■ **PROBLEM TO SOLVE**
Read the records and write them out again exactly.

■ **DATA SHOWN**

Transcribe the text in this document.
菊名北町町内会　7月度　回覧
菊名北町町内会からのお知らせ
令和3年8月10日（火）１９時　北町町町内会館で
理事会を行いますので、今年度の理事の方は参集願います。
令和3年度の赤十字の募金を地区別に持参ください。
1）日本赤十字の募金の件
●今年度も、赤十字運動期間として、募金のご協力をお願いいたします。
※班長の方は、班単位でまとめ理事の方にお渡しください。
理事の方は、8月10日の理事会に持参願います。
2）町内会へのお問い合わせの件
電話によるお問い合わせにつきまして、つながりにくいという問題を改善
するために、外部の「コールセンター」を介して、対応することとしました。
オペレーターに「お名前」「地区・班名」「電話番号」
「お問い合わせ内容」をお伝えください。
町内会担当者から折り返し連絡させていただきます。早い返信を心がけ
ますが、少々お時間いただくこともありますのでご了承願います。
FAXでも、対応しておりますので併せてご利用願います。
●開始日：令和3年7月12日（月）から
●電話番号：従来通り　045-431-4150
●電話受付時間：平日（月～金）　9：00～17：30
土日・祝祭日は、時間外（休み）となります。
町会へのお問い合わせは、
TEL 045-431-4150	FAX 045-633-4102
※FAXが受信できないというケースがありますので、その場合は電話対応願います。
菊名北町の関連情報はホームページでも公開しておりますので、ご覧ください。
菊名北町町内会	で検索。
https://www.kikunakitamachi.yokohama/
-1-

■ **RESPONSE**
Transcribe the text in this document.
菊名北町町内会　7月度　回覧
菊名北町町内会からのお知らせ
令和3年8月10日（火）１９時　北町町町内会館で
理事会を行いますので、今年度の理事の方は参集願います。
令和3年度の赤十字の募金を地区別に持参ください。
1）日本赤十字の募金の件
●今年度も、赤十字運動期間として、募金のご協力をお願いいたします。
※班長の方は、班単位でまとめ理事の方にお渡しください。
理事の方は、8月10日の理事会に持参願います。
2）町内会へのお問い合わせの件
電話によるお問い合わせにつきまして、つながりにくいという問題を改善
するために、外部の「コールセンター」を介して、対応することとしました。
オペレーターに「お名前」「地区・班名」「電話番号」
「お問い合わせ内容」をお伝えください。
町内会担当者から折り返し連絡させていただきます。早い返信を心がけ
ますが、少々お時間いただくこともありますのでご了承願います。
FAXでも、対応しておりますので併せてご利用願います。
●開始日：令和3年7月12日（月）から
●電話番号：従来通り　045-431-4150
●電話受付時間：平日（月～金）　9：00～17：30
土日・祝祭日は、時間外（休み）となります。
町会へのお問い合わせは、
TEL 045-431-4150	FAX 045-633-4102
※FAXが受信できないというケースがありますので、その場合は電話対応願います。
菊名北町の関連情報はホームページでも公開しておりますので、ご覧ください。
菊名北町町内会	で検索。
https://www.kikunakitamachi.yokohama/
-1-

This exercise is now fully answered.